Update: See also Kathlene M.’s comment. She says that Graham’s reasons are not mysterious and that they make sense.

Here is one of the strangest stories I’ve ever seen coming out of Congress. I cannot begin to lay out the numerous puzzles and contradictions raised by Sen. Lindsey Graham’s announcement that he is ceasing his support for a Cap and Trade bill because the Democratic leadership wants to move forward with comprehensive immigration reform (i.e., legalization of illegals, plus a huge increase in legals). Graham is of course an all-out, McCain-like champion of comprehensive immigration reform; yet now he’s so upset that comprehensive immigration reform is being moved to the front of the legislative line that he’s withdrawing his support for an unrelated bill? It’s too bizarre for words. And the below story, while reasonably well written, doesn’t explain it at all.

TRENDING: Graham move imperils Obama agenda
Posted: April 24th, 2010 04:05 PM ET
From CNN’s Dana Bash and Ed Henry

(CNN)—In a stunning move that could throw a major roadblock in front of two of President Obama’s biggest legislative initiatives, Sen. Lindsey Graham abruptly declared Saturday he’s abandoning talks on climate change legislation because he believes Democratic efforts to bring up a separate immigration reform package is undermining the legislative process.

“Moving forward on immigration—in this hurried, panicked manner—is nothing more than a cynical political ploy,” the South Carolina Republican wrote in a sharply-worded letter obtained by CNN.

The letter was sent to business, religious, and conservation leaders that the senator has been working with on the climate change legislation. An aide to Graham told CNN the senator will no longer be attending a major news conference scheduled for Monday with Democratic Sen. John Kerry of Massachusetts and independent Sen. Joe Lieberman of Connecticut to unveil details of their “tri-partisan” climate change legislation.

Graham is the only leading Republican who has been working with the White House on the contentious issue.

A senior White House official told CNN that in recent days Graham has been privately threatening that he would abandon the climate talks unless Senate Majority Leader Harry Reid, D-Nevada, backed off of plans to push forward with comprehensive immigration reform ahead of the environmental legislation.

Reid released a statement Saturday saying he’s still committed to tackling both issues and will not be deterred by Graham’s decision.

“I appreciate the work of Senator Graham on both of these issues and understand the tremendous pressure he is under from members of his own party not to work with us on either measure,” said Reid. “But I will not allow him to play one issue off of another, and neither will the American people. They expect us to do both, and they will not accept the notion that trying to act on one is an excuse for not acting on the other.”

An aide said Graham was involved in a “flurry” of talks in the last 48 hours with Kerry and Lieberman and in those conversations nobody disabused the Republican of—as CNN reported Friday—the fact that Senate Democrats have changed course and will now move immigration ahead of climate change on the legislative calendar in the coming weeks. CNN reported Friday that climate change is now unlikely to even make it to the Senate floor at all this year.

Graham’s decision to release the letter allowed the private negotiations to spill into the public, and administration officials acknowledge it now could be much harder for Obama to get bipartisan consensus on both issues that are key to his agenda.

[Document layout detection data]

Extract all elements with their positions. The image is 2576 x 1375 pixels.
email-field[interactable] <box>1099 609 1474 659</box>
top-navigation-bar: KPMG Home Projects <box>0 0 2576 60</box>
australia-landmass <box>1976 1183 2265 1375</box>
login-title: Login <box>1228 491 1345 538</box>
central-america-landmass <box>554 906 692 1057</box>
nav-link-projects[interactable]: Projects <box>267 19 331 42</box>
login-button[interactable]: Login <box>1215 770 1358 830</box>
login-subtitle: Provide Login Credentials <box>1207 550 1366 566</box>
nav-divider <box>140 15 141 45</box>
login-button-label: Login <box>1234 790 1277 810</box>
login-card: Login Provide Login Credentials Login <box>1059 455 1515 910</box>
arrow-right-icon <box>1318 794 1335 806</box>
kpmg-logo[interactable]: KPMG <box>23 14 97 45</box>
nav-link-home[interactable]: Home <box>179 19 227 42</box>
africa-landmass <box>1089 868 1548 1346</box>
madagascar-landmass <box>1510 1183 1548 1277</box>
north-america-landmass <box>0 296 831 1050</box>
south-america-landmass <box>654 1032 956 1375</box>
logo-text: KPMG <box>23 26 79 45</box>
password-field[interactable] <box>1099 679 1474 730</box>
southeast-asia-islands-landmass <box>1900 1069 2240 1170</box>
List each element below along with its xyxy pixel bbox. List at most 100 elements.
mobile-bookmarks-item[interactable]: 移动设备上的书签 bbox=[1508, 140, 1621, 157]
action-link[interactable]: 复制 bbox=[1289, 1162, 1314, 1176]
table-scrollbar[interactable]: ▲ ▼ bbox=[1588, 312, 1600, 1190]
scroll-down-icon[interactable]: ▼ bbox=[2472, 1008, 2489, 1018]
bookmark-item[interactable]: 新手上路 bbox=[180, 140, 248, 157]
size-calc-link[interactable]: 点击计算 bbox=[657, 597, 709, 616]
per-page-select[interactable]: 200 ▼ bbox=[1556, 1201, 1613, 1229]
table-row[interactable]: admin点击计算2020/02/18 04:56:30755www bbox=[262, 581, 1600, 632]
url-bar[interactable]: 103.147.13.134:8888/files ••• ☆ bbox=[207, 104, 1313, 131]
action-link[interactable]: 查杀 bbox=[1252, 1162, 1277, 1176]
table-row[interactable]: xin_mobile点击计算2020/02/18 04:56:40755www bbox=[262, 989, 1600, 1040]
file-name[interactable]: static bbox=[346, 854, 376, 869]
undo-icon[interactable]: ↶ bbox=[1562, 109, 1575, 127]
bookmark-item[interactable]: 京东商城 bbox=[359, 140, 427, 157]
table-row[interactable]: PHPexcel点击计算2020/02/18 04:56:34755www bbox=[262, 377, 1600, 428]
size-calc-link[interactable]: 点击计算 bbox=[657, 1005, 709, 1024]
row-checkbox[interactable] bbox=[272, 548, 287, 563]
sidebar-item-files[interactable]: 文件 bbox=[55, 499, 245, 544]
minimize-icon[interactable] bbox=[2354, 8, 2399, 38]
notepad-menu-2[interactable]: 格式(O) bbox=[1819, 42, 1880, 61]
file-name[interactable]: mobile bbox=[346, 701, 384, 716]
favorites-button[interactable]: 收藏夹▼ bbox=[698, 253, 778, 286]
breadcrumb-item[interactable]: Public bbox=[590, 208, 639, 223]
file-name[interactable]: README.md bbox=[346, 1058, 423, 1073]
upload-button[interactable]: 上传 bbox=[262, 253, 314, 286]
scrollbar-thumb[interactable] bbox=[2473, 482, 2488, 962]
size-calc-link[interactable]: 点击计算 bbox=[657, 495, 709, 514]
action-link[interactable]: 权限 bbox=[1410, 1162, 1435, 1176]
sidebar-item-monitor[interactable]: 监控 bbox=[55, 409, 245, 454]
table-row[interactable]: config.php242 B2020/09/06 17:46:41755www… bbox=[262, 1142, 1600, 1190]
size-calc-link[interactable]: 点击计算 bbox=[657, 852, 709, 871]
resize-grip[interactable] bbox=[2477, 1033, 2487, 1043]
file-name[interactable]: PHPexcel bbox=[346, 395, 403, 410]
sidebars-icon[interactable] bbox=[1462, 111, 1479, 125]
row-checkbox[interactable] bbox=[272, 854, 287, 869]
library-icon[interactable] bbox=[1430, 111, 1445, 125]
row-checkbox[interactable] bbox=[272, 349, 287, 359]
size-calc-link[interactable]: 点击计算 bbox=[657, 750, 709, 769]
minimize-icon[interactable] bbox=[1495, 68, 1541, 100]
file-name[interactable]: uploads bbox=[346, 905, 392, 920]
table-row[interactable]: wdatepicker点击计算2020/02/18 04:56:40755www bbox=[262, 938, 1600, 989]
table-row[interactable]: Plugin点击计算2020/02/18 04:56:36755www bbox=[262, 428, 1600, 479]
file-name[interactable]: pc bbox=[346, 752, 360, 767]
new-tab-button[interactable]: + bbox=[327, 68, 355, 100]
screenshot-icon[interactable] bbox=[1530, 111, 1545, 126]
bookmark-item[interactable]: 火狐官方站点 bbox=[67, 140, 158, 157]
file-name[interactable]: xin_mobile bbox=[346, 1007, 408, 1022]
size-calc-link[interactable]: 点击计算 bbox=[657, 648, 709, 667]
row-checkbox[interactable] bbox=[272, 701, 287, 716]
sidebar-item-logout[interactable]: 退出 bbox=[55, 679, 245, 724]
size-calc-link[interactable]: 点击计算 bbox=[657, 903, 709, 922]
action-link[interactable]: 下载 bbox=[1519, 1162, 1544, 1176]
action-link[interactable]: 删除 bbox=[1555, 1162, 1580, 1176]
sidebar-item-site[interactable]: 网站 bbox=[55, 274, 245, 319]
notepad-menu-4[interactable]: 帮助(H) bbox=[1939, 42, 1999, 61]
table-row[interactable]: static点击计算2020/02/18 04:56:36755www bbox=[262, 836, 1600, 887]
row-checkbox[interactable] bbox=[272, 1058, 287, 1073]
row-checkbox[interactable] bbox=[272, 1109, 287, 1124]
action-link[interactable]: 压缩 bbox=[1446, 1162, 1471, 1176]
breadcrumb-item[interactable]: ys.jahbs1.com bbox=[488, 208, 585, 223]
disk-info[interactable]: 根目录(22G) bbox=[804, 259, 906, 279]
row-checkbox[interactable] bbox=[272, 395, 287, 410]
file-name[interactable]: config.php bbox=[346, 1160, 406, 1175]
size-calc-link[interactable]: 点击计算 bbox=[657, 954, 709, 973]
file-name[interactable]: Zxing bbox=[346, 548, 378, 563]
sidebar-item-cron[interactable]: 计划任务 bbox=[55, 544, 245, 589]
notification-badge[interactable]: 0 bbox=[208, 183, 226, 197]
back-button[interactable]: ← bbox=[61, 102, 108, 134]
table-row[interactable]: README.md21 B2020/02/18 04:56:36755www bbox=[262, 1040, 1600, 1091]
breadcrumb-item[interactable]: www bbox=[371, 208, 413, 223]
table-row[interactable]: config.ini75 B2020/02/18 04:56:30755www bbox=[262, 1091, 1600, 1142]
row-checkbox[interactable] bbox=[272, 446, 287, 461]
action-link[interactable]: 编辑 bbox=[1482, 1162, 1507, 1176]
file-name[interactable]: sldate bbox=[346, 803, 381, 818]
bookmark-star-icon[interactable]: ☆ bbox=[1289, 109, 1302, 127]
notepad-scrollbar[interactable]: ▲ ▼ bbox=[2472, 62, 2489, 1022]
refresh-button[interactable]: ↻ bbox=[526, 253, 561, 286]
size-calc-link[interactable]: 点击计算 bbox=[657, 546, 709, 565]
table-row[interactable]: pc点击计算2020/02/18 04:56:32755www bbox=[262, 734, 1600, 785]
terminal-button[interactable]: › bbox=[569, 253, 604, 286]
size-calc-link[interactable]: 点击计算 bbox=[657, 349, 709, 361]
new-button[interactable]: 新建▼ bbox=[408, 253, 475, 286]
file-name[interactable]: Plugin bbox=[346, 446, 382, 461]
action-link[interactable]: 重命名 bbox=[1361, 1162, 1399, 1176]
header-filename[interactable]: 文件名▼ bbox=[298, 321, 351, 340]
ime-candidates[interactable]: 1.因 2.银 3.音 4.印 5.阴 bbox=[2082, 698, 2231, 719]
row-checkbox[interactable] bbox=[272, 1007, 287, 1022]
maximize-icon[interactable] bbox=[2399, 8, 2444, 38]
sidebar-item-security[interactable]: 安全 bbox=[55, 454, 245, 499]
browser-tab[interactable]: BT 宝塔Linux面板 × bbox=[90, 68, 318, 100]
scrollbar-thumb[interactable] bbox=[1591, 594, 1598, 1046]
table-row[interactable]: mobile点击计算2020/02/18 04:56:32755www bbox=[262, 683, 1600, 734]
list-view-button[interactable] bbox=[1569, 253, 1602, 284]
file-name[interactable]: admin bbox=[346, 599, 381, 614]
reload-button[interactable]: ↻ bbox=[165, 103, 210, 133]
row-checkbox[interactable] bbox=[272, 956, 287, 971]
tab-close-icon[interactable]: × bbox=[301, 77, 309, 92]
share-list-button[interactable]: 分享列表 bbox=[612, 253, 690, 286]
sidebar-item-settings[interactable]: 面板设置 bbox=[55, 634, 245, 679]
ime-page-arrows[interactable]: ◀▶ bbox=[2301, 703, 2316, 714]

**WHAT YOU HAVE TO DO**
List every state named in the Lindsey Graham text.

**RESPONSE TO THE EXERCISE**
South Carolina, Massachusetts, Connecticut, Nevada